## Stated goal
Do any lines in the data below contain "JSON"? If so, copy every one of them.

===== Data section

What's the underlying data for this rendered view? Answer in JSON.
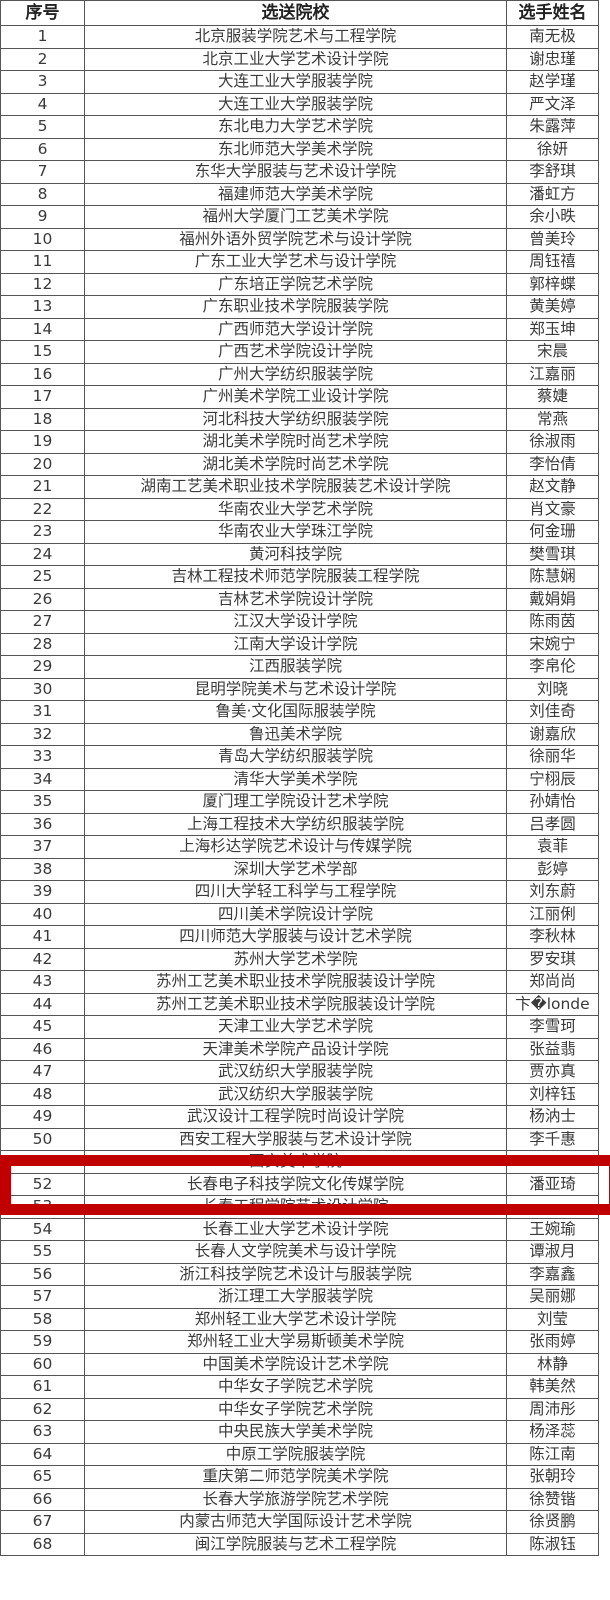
{
  "header": {
    "no": "序号",
    "school": "选送院校",
    "name": "选手姓名"
  },
  "highlight_color": "#c00000",
  "highlighted_row": 52,
  "rows": [
    {
      "no": "1",
      "school": "北京服装学院艺术与工程学院",
      "name": "南无极"
    },
    {
      "no": "2",
      "school": "北京工业大学艺术设计学院",
      "name": "谢忠瑾"
    },
    {
      "no": "3",
      "school": "大连工业大学服装学院",
      "name": "赵学瑾"
    },
    {
      "no": "4",
      "school": "大连工业大学服装学院",
      "name": "严文泽"
    },
    {
      "no": "5",
      "school": "东北电力大学艺术学院",
      "name": "朱露萍"
    },
    {
      "no": "6",
      "school": "东北师范大学美术学院",
      "name": "徐妍"
    },
    {
      "no": "7",
      "school": "东华大学服装与艺术设计学院",
      "name": "李舒琪"
    },
    {
      "no": "8",
      "school": "福建师范大学美术学院",
      "name": "潘虹方"
    },
    {
      "no": "9",
      "school": "福州大学厦门工艺美术学院",
      "name": "余小昳"
    },
    {
      "no": "10",
      "school": "福州外语外贸学院艺术与设计学院",
      "name": "曾美玲"
    },
    {
      "no": "11",
      "school": "广东工业大学艺术与设计学院",
      "name": "周钰禧"
    },
    {
      "no": "12",
      "school": "广东培正学院艺术学院",
      "name": "郭梓蝶"
    },
    {
      "no": "13",
      "school": "广东职业技术学院服装学院",
      "name": "黄美婷"
    },
    {
      "no": "14",
      "school": "广西师范大学设计学院",
      "name": "郑玉坤"
    },
    {
      "no": "15",
      "school": "广西艺术学院设计学院",
      "name": "宋晨"
    },
    {
      "no": "16",
      "school": "广州大学纺织服装学院",
      "name": "江嘉丽"
    },
    {
      "no": "17",
      "school": "广州美术学院工业设计学院",
      "name": "蔡婕"
    },
    {
      "no": "18",
      "school": "河北科技大学纺织服装学院",
      "name": "常燕"
    },
    {
      "no": "19",
      "school": "湖北美术学院时尚艺术学院",
      "name": "徐淑雨"
    },
    {
      "no": "20",
      "school": "湖北美术学院时尚艺术学院",
      "name": "李怡倩"
    },
    {
      "no": "21",
      "school": "湖南工艺美术职业技术学院服装艺术设计学院",
      "name": "赵文静"
    },
    {
      "no": "22",
      "school": "华南农业大学艺术学院",
      "name": "肖文豪"
    },
    {
      "no": "23",
      "school": "华南农业大学珠江学院",
      "name": "何金珊"
    },
    {
      "no": "24",
      "school": "黄河科技学院",
      "name": "樊雪琪"
    },
    {
      "no": "25",
      "school": "吉林工程技术师范学院服装工程学院",
      "name": "陈慧娴"
    },
    {
      "no": "26",
      "school": "吉林艺术学院设计学院",
      "name": "戴娟娟"
    },
    {
      "no": "27",
      "school": "江汉大学设计学院",
      "name": "陈雨茵"
    },
    {
      "no": "28",
      "school": "江南大学设计学院",
      "name": "宋婉宁"
    },
    {
      "no": "29",
      "school": "江西服装学院",
      "name": "李帛伦"
    },
    {
      "no": "30",
      "school": "昆明学院美术与艺术设计学院",
      "name": "刘晓"
    },
    {
      "no": "31",
      "school": "鲁美·文化国际服装学院",
      "name": "刘佳奇"
    },
    {
      "no": "32",
      "school": "鲁迅美术学院",
      "name": "谢嘉欣"
    },
    {
      "no": "33",
      "school": "青岛大学纺织服装学院",
      "name": "徐丽华"
    },
    {
      "no": "34",
      "school": "清华大学美术学院",
      "name": "宁栩辰"
    },
    {
      "no": "35",
      "school": "厦门理工学院设计艺术学院",
      "name": "孙婧怡"
    },
    {
      "no": "36",
      "school": "上海工程技术大学纺织服装学院",
      "name": "吕孝圆"
    },
    {
      "no": "37",
      "school": "上海杉达学院艺术设计与传媒学院",
      "name": "袁菲"
    },
    {
      "no": "38",
      "school": "深圳大学艺术学部",
      "name": "彭婷"
    },
    {
      "no": "39",
      "school": "四川大学轻工科学与工程学院",
      "name": "刘东蔚"
    },
    {
      "no": "40",
      "school": "四川美术学院设计学院",
      "name": "江丽俐"
    },
    {
      "no": "41",
      "school": "四川师范大学服装与设计艺术学院",
      "name": "李秋林"
    },
    {
      "no": "42",
      "school": "苏州大学艺术学院",
      "name": "罗安琪"
    },
    {
      "no": "43",
      "school": "苏州工艺美术职业技术学院服装设计学院",
      "name": "郑尚尚"
    },
    {
      "no": "44",
      "school": "苏州工艺美术职业技术学院服装设计学院",
      "name": "卞�londe"
    },
    {
      "no": "45",
      "school": "天津工业大学艺术学院",
      "name": "李雪珂"
    },
    {
      "no": "46",
      "school": "天津美术学院产品设计学院",
      "name": "张益翡"
    },
    {
      "no": "47",
      "school": "武汉纺织大学服装学院",
      "name": "贾亦真"
    },
    {
      "no": "48",
      "school": "武汉纺织大学服装学院",
      "name": "刘梓钰"
    },
    {
      "no": "49",
      "school": "武汉设计工程学院时尚设计学院",
      "name": "杨汭士"
    },
    {
      "no": "50",
      "school": "西安工程大学服装与艺术设计学院",
      "name": "李千惠"
    },
    {
      "no": "51",
      "school": "西安美术学院",
      "name": ""
    },
    {
      "no": "52",
      "school": "长春电子科技学院文化传媒学院",
      "name": "潘亚琦"
    },
    {
      "no": "53",
      "school": "长春工程学院艺术设计学院",
      "name": ""
    },
    {
      "no": "54",
      "school": "长春工业大学艺术设计学院",
      "name": "王婉瑜"
    },
    {
      "no": "55",
      "school": "长春人文学院美术与设计学院",
      "name": "谭淑月"
    },
    {
      "no": "56",
      "school": "浙江科技学院艺术设计与服装学院",
      "name": "李嘉鑫"
    },
    {
      "no": "57",
      "school": "浙江理工大学服装学院",
      "name": "吴丽娜"
    },
    {
      "no": "58",
      "school": "郑州轻工业大学艺术设计学院",
      "name": "刘莹"
    },
    {
      "no": "59",
      "school": "郑州轻工业大学易斯顿美术学院",
      "name": "张雨婷"
    },
    {
      "no": "60",
      "school": "中国美术学院设计艺术学院",
      "name": "林静"
    },
    {
      "no": "61",
      "school": "中华女子学院艺术学院",
      "name": "韩美然"
    },
    {
      "no": "62",
      "school": "中华女子学院艺术学院",
      "name": "周沛彤"
    },
    {
      "no": "63",
      "school": "中央民族大学美术学院",
      "name": "杨泽蕊"
    },
    {
      "no": "64",
      "school": "中原工学院服装学院",
      "name": "陈江南"
    },
    {
      "no": "65",
      "school": "重庆第二师范学院美术学院",
      "name": "张朝玲"
    },
    {
      "no": "66",
      "school": "长春大学旅游学院艺术学院",
      "name": "徐赞锴"
    },
    {
      "no": "67",
      "school": "内蒙古师范大学国际设计艺术学院",
      "name": "徐贤鹏"
    },
    {
      "no": "68",
      "school": "闽江学院服装与艺术工程学院",
      "name": "陈淑钰"
    }
  ]
}
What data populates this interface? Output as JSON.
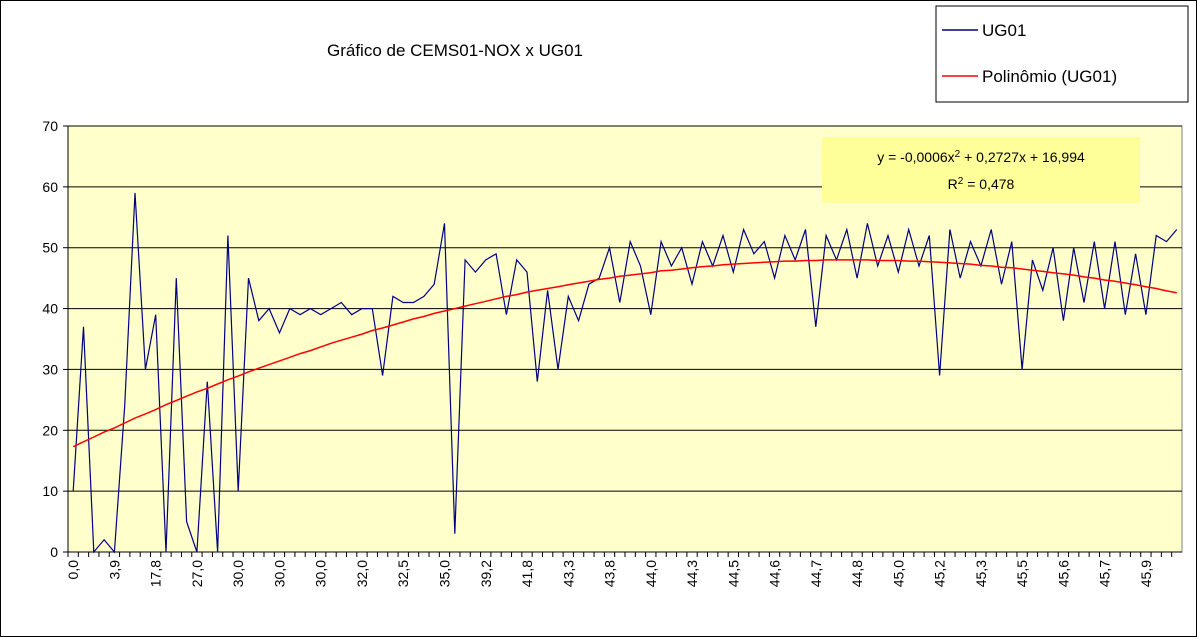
{
  "chart_data": {
    "type": "line",
    "title": "Gráfico de CEMS01-NOX x UG01",
    "categories": [
      "0,0",
      null,
      null,
      null,
      "3,9",
      null,
      null,
      null,
      "17,8",
      null,
      null,
      null,
      "27,0",
      null,
      null,
      null,
      "30,0",
      null,
      null,
      null,
      "30,0",
      null,
      null,
      null,
      "30,0",
      null,
      null,
      null,
      "32,0",
      null,
      null,
      null,
      "32,5",
      null,
      null,
      null,
      "35,0",
      null,
      null,
      null,
      "39,2",
      null,
      null,
      null,
      "41,8",
      null,
      null,
      null,
      "43,3",
      null,
      null,
      null,
      "43,8",
      null,
      null,
      null,
      "44,0",
      null,
      null,
      null,
      "44,3",
      null,
      null,
      null,
      "44,5",
      null,
      null,
      null,
      "44,6",
      null,
      null,
      null,
      "44,7",
      null,
      null,
      null,
      "44,8",
      null,
      null,
      null,
      "45,0",
      null,
      null,
      null,
      "45,2",
      null,
      null,
      null,
      "45,3",
      null,
      null,
      null,
      "45,5",
      null,
      null,
      null,
      "45,6",
      null,
      null,
      null,
      "45,7",
      null,
      null,
      null,
      "45,9",
      null,
      null,
      null
    ],
    "series": [
      {
        "name": "UG01",
        "color": "#000080",
        "values": [
          10,
          37,
          0,
          2,
          0,
          24,
          59,
          30,
          39,
          0,
          45,
          5,
          0,
          28,
          0,
          52,
          10,
          45,
          38,
          40,
          36,
          40,
          39,
          40,
          39,
          40,
          41,
          39,
          40,
          40,
          29,
          42,
          41,
          41,
          42,
          44,
          54,
          3,
          48,
          46,
          48,
          49,
          39,
          48,
          46,
          28,
          43,
          30,
          42,
          38,
          44,
          45,
          50,
          41,
          51,
          47,
          39,
          51,
          47,
          50,
          44,
          51,
          47,
          52,
          46,
          53,
          49,
          51,
          45,
          52,
          48,
          53,
          37,
          52,
          48,
          53,
          45,
          54,
          47,
          52,
          46,
          53,
          47,
          52,
          29,
          53,
          45,
          51,
          47,
          53,
          44,
          51,
          30,
          48,
          43,
          50,
          38,
          50,
          41,
          51,
          40,
          51,
          39,
          49,
          39,
          52,
          51,
          53
        ]
      },
      {
        "name": "Polinômio (UG01)",
        "color": "#ff0000",
        "values": [
          17.3,
          18.1,
          18.9,
          19.7,
          20.4,
          21.2,
          22.0,
          22.7,
          23.4,
          24.2,
          24.9,
          25.6,
          26.3,
          26.9,
          27.6,
          28.3,
          28.9,
          29.6,
          30.2,
          30.8,
          31.4,
          32.0,
          32.6,
          33.1,
          33.7,
          34.3,
          34.8,
          35.3,
          35.8,
          36.4,
          36.8,
          37.3,
          37.8,
          38.3,
          38.7,
          39.2,
          39.6,
          40.0,
          40.4,
          40.8,
          41.2,
          41.6,
          42.0,
          42.3,
          42.7,
          43.0,
          43.3,
          43.6,
          43.9,
          44.2,
          44.5,
          44.8,
          45.0,
          45.3,
          45.5,
          45.7,
          45.9,
          46.2,
          46.3,
          46.5,
          46.7,
          46.9,
          47.0,
          47.2,
          47.3,
          47.4,
          47.5,
          47.6,
          47.7,
          47.8,
          47.8,
          47.9,
          47.9,
          48.0,
          48.0,
          48.0,
          48.0,
          48.0,
          47.9,
          47.9,
          47.9,
          47.8,
          47.8,
          47.7,
          47.6,
          47.5,
          47.4,
          47.3,
          47.1,
          47.0,
          46.8,
          46.7,
          46.5,
          46.3,
          46.1,
          45.9,
          45.7,
          45.5,
          45.2,
          45.0,
          44.7,
          44.5,
          44.2,
          43.9,
          43.6,
          43.3,
          42.9,
          42.6
        ]
      }
    ],
    "ylim": [
      0,
      70
    ],
    "yticks": [
      0,
      10,
      20,
      30,
      40,
      50,
      60,
      70
    ],
    "grid": true,
    "legend": "top-right",
    "plot_color": "#ffffcc",
    "annotation": {
      "equation": [
        "y = -0,0006x",
        "2",
        " + 0,2727x + 16,994"
      ],
      "r2": [
        "R",
        "2",
        " = 0,478"
      ]
    }
  }
}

==========

## Solution
What's the underlying data for this rendered view? Answer in JSON.
What data populates this interface? Output as JSON.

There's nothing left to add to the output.